EXERCISE OBJECTIVE:
Pictures do not belong in the copy. Return all of the entries exactly.
-- start DATA --
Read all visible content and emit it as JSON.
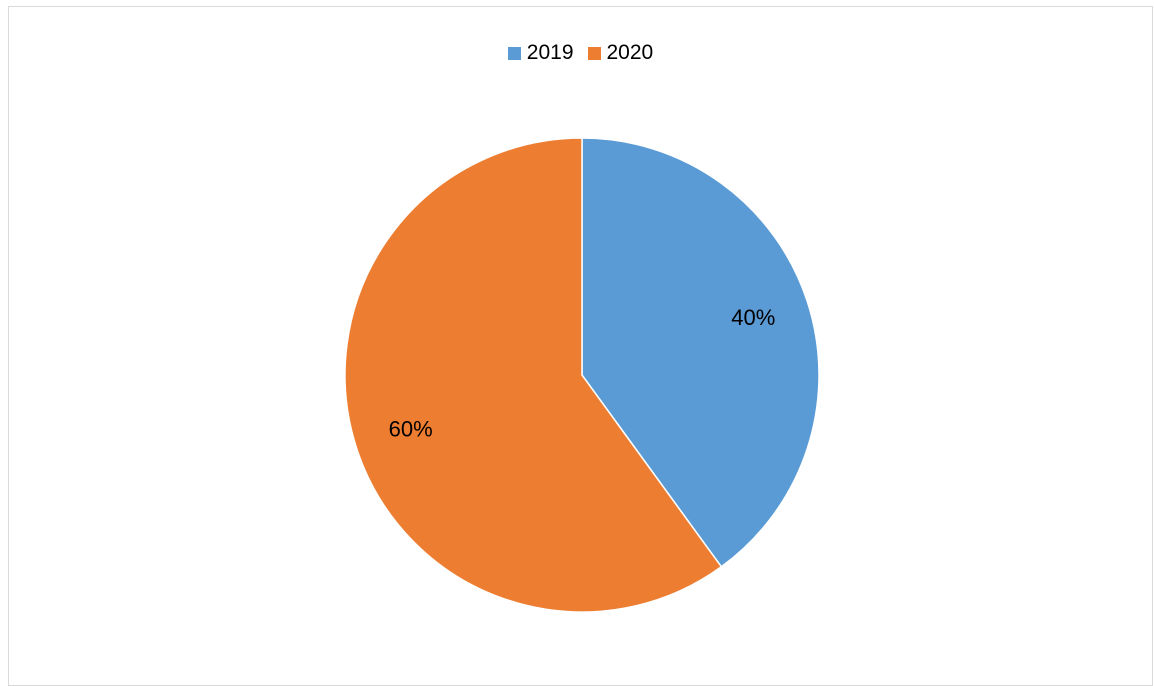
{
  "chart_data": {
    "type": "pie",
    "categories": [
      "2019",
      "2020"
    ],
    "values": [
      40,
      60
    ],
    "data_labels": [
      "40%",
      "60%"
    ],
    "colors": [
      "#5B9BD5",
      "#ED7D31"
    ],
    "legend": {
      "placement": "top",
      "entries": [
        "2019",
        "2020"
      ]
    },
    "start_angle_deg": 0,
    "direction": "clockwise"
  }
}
-- end DATA --
OUTPUT BELOW:
Read all visible content and emit it as JSON.
{
  "chart_data": {
    "type": "pie",
    "categories": [
      "2019",
      "2020"
    ],
    "values": [
      40,
      60
    ],
    "data_labels": [
      "40%",
      "60%"
    ],
    "colors": [
      "#5B9BD5",
      "#ED7D31"
    ],
    "legend": {
      "placement": "top",
      "entries": [
        "2019",
        "2020"
      ]
    },
    "start_angle_deg": 0,
    "direction": "clockwise"
  }
}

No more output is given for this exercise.